Goal of the exercise:
Under this task are some entries; return every one of them exactly.

======== Material for the task ========

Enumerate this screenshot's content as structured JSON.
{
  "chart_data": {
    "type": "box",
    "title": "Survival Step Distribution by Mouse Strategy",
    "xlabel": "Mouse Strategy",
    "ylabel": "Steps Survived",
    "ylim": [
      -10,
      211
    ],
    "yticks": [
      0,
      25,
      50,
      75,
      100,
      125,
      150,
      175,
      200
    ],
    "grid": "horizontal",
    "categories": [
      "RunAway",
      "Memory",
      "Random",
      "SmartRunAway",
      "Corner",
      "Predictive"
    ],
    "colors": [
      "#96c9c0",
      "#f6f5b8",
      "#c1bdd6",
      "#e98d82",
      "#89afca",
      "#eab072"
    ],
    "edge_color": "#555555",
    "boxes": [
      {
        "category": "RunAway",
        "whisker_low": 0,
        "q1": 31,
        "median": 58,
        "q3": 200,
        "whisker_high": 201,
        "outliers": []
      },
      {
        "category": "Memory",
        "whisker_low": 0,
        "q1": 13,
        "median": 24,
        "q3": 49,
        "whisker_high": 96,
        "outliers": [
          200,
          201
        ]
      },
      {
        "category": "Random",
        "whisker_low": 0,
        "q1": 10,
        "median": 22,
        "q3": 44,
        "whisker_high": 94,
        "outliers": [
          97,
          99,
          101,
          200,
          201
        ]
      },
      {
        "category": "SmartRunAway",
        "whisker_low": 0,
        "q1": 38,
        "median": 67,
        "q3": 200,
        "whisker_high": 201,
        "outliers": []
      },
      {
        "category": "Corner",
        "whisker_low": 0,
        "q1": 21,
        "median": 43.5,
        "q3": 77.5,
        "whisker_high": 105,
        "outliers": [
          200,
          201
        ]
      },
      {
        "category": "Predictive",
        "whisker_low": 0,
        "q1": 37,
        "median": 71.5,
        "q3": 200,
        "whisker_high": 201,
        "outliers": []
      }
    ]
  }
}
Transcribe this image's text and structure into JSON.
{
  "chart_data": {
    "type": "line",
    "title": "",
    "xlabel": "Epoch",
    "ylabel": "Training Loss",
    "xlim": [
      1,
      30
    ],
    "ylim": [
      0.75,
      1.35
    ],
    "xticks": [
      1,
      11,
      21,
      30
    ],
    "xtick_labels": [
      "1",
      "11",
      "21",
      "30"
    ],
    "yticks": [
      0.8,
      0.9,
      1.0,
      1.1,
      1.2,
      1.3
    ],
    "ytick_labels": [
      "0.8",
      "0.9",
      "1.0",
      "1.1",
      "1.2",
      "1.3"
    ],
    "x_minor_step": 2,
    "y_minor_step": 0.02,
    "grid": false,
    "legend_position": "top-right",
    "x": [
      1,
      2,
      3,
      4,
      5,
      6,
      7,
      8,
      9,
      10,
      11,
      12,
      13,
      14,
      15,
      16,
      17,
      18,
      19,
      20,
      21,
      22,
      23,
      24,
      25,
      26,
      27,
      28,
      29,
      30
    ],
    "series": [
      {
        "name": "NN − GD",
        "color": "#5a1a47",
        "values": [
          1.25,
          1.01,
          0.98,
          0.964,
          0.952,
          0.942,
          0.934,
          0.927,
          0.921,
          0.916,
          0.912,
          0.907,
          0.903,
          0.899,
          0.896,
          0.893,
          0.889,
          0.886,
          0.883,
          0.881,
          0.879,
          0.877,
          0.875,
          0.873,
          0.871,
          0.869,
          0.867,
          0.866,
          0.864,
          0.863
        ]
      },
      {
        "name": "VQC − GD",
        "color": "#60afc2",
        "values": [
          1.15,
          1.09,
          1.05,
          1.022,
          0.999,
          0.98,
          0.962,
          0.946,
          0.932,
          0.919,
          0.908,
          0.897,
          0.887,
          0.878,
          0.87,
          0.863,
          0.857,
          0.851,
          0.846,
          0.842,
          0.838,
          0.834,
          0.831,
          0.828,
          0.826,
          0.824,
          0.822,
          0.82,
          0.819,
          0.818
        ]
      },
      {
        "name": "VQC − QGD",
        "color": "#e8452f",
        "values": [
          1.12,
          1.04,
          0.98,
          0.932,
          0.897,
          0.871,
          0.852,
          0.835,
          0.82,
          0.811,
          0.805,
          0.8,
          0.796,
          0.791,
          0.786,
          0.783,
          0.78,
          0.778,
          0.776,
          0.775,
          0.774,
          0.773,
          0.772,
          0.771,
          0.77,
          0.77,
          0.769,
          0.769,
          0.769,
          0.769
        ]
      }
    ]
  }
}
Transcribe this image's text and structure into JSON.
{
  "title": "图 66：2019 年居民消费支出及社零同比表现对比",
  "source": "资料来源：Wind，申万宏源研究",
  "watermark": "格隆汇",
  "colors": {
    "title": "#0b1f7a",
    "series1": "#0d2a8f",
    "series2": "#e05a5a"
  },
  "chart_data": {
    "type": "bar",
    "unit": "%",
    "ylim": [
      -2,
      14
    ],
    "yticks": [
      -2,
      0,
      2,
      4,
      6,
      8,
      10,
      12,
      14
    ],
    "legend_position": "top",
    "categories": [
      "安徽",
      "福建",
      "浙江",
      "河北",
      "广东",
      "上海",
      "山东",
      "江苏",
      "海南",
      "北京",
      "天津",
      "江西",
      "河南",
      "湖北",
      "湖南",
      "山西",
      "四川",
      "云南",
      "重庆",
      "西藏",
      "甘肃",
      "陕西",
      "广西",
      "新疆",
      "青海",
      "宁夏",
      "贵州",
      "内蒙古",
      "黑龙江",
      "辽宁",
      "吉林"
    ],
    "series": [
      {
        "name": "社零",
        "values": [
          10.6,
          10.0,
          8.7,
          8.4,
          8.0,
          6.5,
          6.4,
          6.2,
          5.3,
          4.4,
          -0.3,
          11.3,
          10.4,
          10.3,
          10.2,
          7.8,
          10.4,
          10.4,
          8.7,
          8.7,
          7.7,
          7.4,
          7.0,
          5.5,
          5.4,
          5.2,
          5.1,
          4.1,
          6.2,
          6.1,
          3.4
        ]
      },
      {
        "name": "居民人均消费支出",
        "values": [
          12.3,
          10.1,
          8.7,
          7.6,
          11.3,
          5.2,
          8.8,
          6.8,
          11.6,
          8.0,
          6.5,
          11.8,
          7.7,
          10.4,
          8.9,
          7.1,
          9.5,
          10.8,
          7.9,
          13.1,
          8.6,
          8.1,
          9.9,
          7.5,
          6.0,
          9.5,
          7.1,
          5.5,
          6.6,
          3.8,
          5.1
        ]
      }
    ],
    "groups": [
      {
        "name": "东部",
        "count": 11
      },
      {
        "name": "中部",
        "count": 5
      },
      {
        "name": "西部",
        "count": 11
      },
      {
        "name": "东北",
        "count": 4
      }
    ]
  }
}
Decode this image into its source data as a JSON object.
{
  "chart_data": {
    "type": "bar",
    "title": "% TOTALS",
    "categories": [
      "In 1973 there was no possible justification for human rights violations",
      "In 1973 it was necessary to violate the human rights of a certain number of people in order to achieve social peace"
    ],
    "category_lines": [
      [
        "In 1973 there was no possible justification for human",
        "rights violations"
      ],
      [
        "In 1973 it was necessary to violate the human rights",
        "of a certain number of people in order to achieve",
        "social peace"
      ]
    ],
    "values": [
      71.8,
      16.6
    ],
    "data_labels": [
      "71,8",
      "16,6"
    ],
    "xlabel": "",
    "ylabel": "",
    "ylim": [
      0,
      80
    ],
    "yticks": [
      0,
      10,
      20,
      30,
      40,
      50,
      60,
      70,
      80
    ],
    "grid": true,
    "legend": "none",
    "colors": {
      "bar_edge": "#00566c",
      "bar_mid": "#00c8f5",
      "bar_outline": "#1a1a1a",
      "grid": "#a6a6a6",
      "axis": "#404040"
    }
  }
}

========

Task result:
Enumerate this screenshot's content as structured JSON.
{
  "chart_data": {
    "type": "box",
    "title": "Survival Step Distribution by Mouse Strategy",
    "xlabel": "Mouse Strategy",
    "ylabel": "Steps Survived",
    "ylim": [
      -10,
      211
    ],
    "yticks": [
      0,
      25,
      50,
      75,
      100,
      125,
      150,
      175,
      200
    ],
    "grid": "horizontal",
    "categories": [
      "RunAway",
      "Memory",
      "Random",
      "SmartRunAway",
      "Corner",
      "Predictive"
    ],
    "colors": [
      "#96c9c0",
      "#f6f5b8",
      "#c1bdd6",
      "#e98d82",
      "#89afca",
      "#eab072"
    ],
    "edge_color": "#555555",
    "boxes": [
      {
        "category": "RunAway",
        "whisker_low": 0,
        "q1": 31,
        "median": 58,
        "q3": 200,
        "whisker_high": 201,
        "outliers": []
      },
      {
        "category": "Memory",
        "whisker_low": 0,
        "q1": 13,
        "median": 24,
        "q3": 49,
        "whisker_high": 96,
        "outliers": [
          200,
          201
        ]
      },
      {
        "category": "Random",
        "whisker_low": 0,
        "q1": 10,
        "median": 22,
        "q3": 44,
        "whisker_high": 94,
        "outliers": [
          97,
          99,
          101,
          200,
          201
        ]
      },
      {
        "category": "SmartRunAway",
        "whisker_low": 0,
        "q1": 38,
        "median": 67,
        "q3": 200,
        "whisker_high": 201,
        "outliers": []
      },
      {
        "category": "Corner",
        "whisker_low": 0,
        "q1": 21,
        "median": 43.5,
        "q3": 77.5,
        "whisker_high": 105,
        "outliers": [
          200,
          201
        ]
      },
      {
        "category": "Predictive",
        "whisker_low": 0,
        "q1": 37,
        "median": 71.5,
        "q3": 200,
        "whisker_high": 201,
        "outliers": []
      }
    ]
  }
}
Transcribe this image's text and structure into JSON.
{
  "chart_data": {
    "type": "line",
    "title": "",
    "xlabel": "Epoch",
    "ylabel": "Training Loss",
    "xlim": [
      1,
      30
    ],
    "ylim": [
      0.75,
      1.35
    ],
    "xticks": [
      1,
      11,
      21,
      30
    ],
    "xtick_labels": [
      "1",
      "11",
      "21",
      "30"
    ],
    "yticks": [
      0.8,
      0.9,
      1.0,
      1.1,
      1.2,
      1.3
    ],
    "ytick_labels": [
      "0.8",
      "0.9",
      "1.0",
      "1.1",
      "1.2",
      "1.3"
    ],
    "x_minor_step": 2,
    "y_minor_step": 0.02,
    "grid": false,
    "legend_position": "top-right",
    "x": [
      1,
      2,
      3,
      4,
      5,
      6,
      7,
      8,
      9,
      10,
      11,
      12,
      13,
      14,
      15,
      16,
      17,
      18,
      19,
      20,
      21,
      22,
      23,
      24,
      25,
      26,
      27,
      28,
      29,
      30
    ],
    "series": [
      {
        "name": "NN − GD",
        "color": "#5a1a47",
        "values": [
          1.25,
          1.01,
          0.98,
          0.964,
          0.952,
          0.942,
          0.934,
          0.927,
          0.921,
          0.916,
          0.912,
          0.907,
          0.903,
          0.899,
          0.896,
          0.893,
          0.889,
          0.886,
          0.883,
          0.881,
          0.879,
          0.877,
          0.875,
          0.873,
          0.871,
          0.869,
          0.867,
          0.866,
          0.864,
          0.863
        ]
      },
      {
        "name": "VQC − GD",
        "color": "#60afc2",
        "values": [
          1.15,
          1.09,
          1.05,
          1.022,
          0.999,
          0.98,
          0.962,
          0.946,
          0.932,
          0.919,
          0.908,
          0.897,
          0.887,
          0.878,
          0.87,
          0.863,
          0.857,
          0.851,
          0.846,
          0.842,
          0.838,
          0.834,
          0.831,
          0.828,
          0.826,
          0.824,
          0.822,
          0.82,
          0.819,
          0.818
        ]
      },
      {
        "name": "VQC − QGD",
        "color": "#e8452f",
        "values": [
          1.12,
          1.04,
          0.98,
          0.932,
          0.897,
          0.871,
          0.852,
          0.835,
          0.82,
          0.811,
          0.805,
          0.8,
          0.796,
          0.791,
          0.786,
          0.783,
          0.78,
          0.778,
          0.776,
          0.775,
          0.774,
          0.773,
          0.772,
          0.771,
          0.77,
          0.77,
          0.769,
          0.769,
          0.769,
          0.769
        ]
      }
    ]
  }
}
Transcribe this image's text and structure into JSON.
{
  "title": "图 66：2019 年居民消费支出及社零同比表现对比",
  "source": "资料来源：Wind，申万宏源研究",
  "watermark": "格隆汇",
  "colors": {
    "title": "#0b1f7a",
    "series1": "#0d2a8f",
    "series2": "#e05a5a"
  },
  "chart_data": {
    "type": "bar",
    "unit": "%",
    "ylim": [
      -2,
      14
    ],
    "yticks": [
      -2,
      0,
      2,
      4,
      6,
      8,
      10,
      12,
      14
    ],
    "legend_position": "top",
    "categories": [
      "安徽",
      "福建",
      "浙江",
      "河北",
      "广东",
      "上海",
      "山东",
      "江苏",
      "海南",
      "北京",
      "天津",
      "江西",
      "河南",
      "湖北",
      "湖南",
      "山西",
      "四川",
      "云南",
      "重庆",
      "西藏",
      "甘肃",
      "陕西",
      "广西",
      "新疆",
      "青海",
      "宁夏",
      "贵州",
      "内蒙古",
      "黑龙江",
      "辽宁",
      "吉林"
    ],
    "series": [
      {
        "name": "社零",
        "values": [
          10.6,
          10.0,
          8.7,
          8.4,
          8.0,
          6.5,
          6.4,
          6.2,
          5.3,
          4.4,
          -0.3,
          11.3,
          10.4,
          10.3,
          10.2,
          7.8,
          10.4,
          10.4,
          8.7,
          8.7,
          7.7,
          7.4,
          7.0,
          5.5,
          5.4,
          5.2,
          5.1,
          4.1,
          6.2,
          6.1,
          3.4
        ]
      },
      {
        "name": "居民人均消费支出",
        "values": [
          12.3,
          10.1,
          8.7,
          7.6,
          11.3,
          5.2,
          8.8,
          6.8,
          11.6,
          8.0,
          6.5,
          11.8,
          7.7,
          10.4,
          8.9,
          7.1,
          9.5,
          10.8,
          7.9,
          13.1,
          8.6,
          8.1,
          9.9,
          7.5,
          6.0,
          9.5,
          7.1,
          5.5,
          6.6,
          3.8,
          5.1
        ]
      }
    ],
    "groups": [
      {
        "name": "东部",
        "count": 11
      },
      {
        "name": "中部",
        "count": 5
      },
      {
        "name": "西部",
        "count": 11
      },
      {
        "name": "东北",
        "count": 4
      }
    ]
  }
}
Decode this image into its source data as a JSON object.
{
  "chart_data": {
    "type": "bar",
    "title": "% TOTALS",
    "categories": [
      "In 1973 there was no possible justification for human rights violations",
      "In 1973 it was necessary to violate the human rights of a certain number of people in order to achieve social peace"
    ],
    "category_lines": [
      [
        "In 1973 there was no possible justification for human",
        "rights violations"
      ],
      [
        "In 1973 it was necessary to violate the human rights",
        "of a certain number of people in order to achieve",
        "social peace"
      ]
    ],
    "values": [
      71.8,
      16.6
    ],
    "data_labels": [
      "71,8",
      "16,6"
    ],
    "xlabel": "",
    "ylabel": "",
    "ylim": [
      0,
      80
    ],
    "yticks": [
      0,
      10,
      20,
      30,
      40,
      50,
      60,
      70,
      80
    ],
    "grid": true,
    "legend": "none",
    "colors": {
      "bar_edge": "#00566c",
      "bar_mid": "#00c8f5",
      "bar_outline": "#1a1a1a",
      "grid": "#a6a6a6",
      "axis": "#404040"
    }
  }
}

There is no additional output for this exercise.